---------- Source data
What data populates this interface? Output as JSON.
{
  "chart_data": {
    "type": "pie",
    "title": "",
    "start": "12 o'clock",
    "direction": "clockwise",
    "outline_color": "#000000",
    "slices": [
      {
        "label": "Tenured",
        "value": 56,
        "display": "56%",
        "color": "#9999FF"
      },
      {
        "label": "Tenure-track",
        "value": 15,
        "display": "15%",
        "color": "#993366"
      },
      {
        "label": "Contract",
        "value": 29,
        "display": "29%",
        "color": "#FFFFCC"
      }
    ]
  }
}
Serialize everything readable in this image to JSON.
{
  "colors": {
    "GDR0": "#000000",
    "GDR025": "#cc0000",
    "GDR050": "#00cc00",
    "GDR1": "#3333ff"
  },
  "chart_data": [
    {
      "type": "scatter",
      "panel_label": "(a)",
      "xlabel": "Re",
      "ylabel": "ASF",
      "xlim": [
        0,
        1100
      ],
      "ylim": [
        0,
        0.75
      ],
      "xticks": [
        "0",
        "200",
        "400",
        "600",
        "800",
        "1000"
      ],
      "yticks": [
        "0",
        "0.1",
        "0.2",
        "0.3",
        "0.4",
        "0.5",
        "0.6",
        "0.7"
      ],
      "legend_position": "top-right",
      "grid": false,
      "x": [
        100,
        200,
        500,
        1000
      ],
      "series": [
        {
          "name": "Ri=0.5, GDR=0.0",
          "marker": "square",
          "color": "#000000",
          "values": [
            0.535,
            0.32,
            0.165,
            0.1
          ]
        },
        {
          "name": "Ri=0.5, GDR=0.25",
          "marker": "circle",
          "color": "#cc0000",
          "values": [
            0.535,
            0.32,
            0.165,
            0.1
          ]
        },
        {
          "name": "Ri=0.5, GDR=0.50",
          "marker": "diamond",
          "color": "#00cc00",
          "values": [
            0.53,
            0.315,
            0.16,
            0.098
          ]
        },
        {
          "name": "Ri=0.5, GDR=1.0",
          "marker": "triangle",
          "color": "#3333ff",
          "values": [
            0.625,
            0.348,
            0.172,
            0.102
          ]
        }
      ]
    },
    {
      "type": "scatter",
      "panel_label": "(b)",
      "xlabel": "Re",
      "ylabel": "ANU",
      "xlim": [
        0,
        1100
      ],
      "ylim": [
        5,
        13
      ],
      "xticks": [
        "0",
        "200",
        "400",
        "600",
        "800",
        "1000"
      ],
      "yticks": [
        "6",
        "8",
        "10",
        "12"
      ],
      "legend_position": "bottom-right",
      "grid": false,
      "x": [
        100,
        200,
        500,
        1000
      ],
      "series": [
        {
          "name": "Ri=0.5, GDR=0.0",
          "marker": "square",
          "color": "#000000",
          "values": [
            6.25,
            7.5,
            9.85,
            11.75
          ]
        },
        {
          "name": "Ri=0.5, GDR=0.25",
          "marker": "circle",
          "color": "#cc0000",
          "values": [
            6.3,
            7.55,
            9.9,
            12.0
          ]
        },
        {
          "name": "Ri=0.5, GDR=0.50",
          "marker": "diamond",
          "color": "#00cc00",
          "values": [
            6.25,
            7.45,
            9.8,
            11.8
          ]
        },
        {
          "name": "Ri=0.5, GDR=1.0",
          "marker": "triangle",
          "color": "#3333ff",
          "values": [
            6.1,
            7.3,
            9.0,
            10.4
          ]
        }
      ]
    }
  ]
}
--------------------
■ Short problem ■
Repeat each record exactly. Omit nothing.

■ Exercise output ■
What data populates this interface? Output as JSON.
{
  "chart_data": {
    "type": "pie",
    "title": "",
    "start": "12 o'clock",
    "direction": "clockwise",
    "outline_color": "#000000",
    "slices": [
      {
        "label": "Tenured",
        "value": 56,
        "display": "56%",
        "color": "#9999FF"
      },
      {
        "label": "Tenure-track",
        "value": 15,
        "display": "15%",
        "color": "#993366"
      },
      {
        "label": "Contract",
        "value": 29,
        "display": "29%",
        "color": "#FFFFCC"
      }
    ]
  }
}
Serialize everything readable in this image to JSON.
{
  "colors": {
    "GDR0": "#000000",
    "GDR025": "#cc0000",
    "GDR050": "#00cc00",
    "GDR1": "#3333ff"
  },
  "chart_data": [
    {
      "type": "scatter",
      "panel_label": "(a)",
      "xlabel": "Re",
      "ylabel": "ASF",
      "xlim": [
        0,
        1100
      ],
      "ylim": [
        0,
        0.75
      ],
      "xticks": [
        "0",
        "200",
        "400",
        "600",
        "800",
        "1000"
      ],
      "yticks": [
        "0",
        "0.1",
        "0.2",
        "0.3",
        "0.4",
        "0.5",
        "0.6",
        "0.7"
      ],
      "legend_position": "top-right",
      "grid": false,
      "x": [
        100,
        200,
        500,
        1000
      ],
      "series": [
        {
          "name": "Ri=0.5, GDR=0.0",
          "marker": "square",
          "color": "#000000",
          "values": [
            0.535,
            0.32,
            0.165,
            0.1
          ]
        },
        {
          "name": "Ri=0.5, GDR=0.25",
          "marker": "circle",
          "color": "#cc0000",
          "values": [
            0.535,
            0.32,
            0.165,
            0.1
          ]
        },
        {
          "name": "Ri=0.5, GDR=0.50",
          "marker": "diamond",
          "color": "#00cc00",
          "values": [
            0.53,
            0.315,
            0.16,
            0.098
          ]
        },
        {
          "name": "Ri=0.5, GDR=1.0",
          "marker": "triangle",
          "color": "#3333ff",
          "values": [
            0.625,
            0.348,
            0.172,
            0.102
          ]
        }
      ]
    },
    {
      "type": "scatter",
      "panel_label": "(b)",
      "xlabel": "Re",
      "ylabel": "ANU",
      "xlim": [
        0,
        1100
      ],
      "ylim": [
        5,
        13
      ],
      "xticks": [
        "0",
        "200",
        "400",
        "600",
        "800",
        "1000"
      ],
      "yticks": [
        "6",
        "8",
        "10",
        "12"
      ],
      "legend_position": "bottom-right",
      "grid": false,
      "x": [
        100,
        200,
        500,
        1000
      ],
      "series": [
        {
          "name": "Ri=0.5, GDR=0.0",
          "marker": "square",
          "color": "#000000",
          "values": [
            6.25,
            7.5,
            9.85,
            11.75
          ]
        },
        {
          "name": "Ri=0.5, GDR=0.25",
          "marker": "circle",
          "color": "#cc0000",
          "values": [
            6.3,
            7.55,
            9.9,
            12.0
          ]
        },
        {
          "name": "Ri=0.5, GDR=0.50",
          "marker": "diamond",
          "color": "#00cc00",
          "values": [
            6.25,
            7.45,
            9.8,
            11.8
          ]
        },
        {
          "name": "Ri=0.5, GDR=1.0",
          "marker": "triangle",
          "color": "#3333ff",
          "values": [
            6.1,
            7.3,
            9.0,
            10.4
          ]
        }
      ]
    }
  ]
}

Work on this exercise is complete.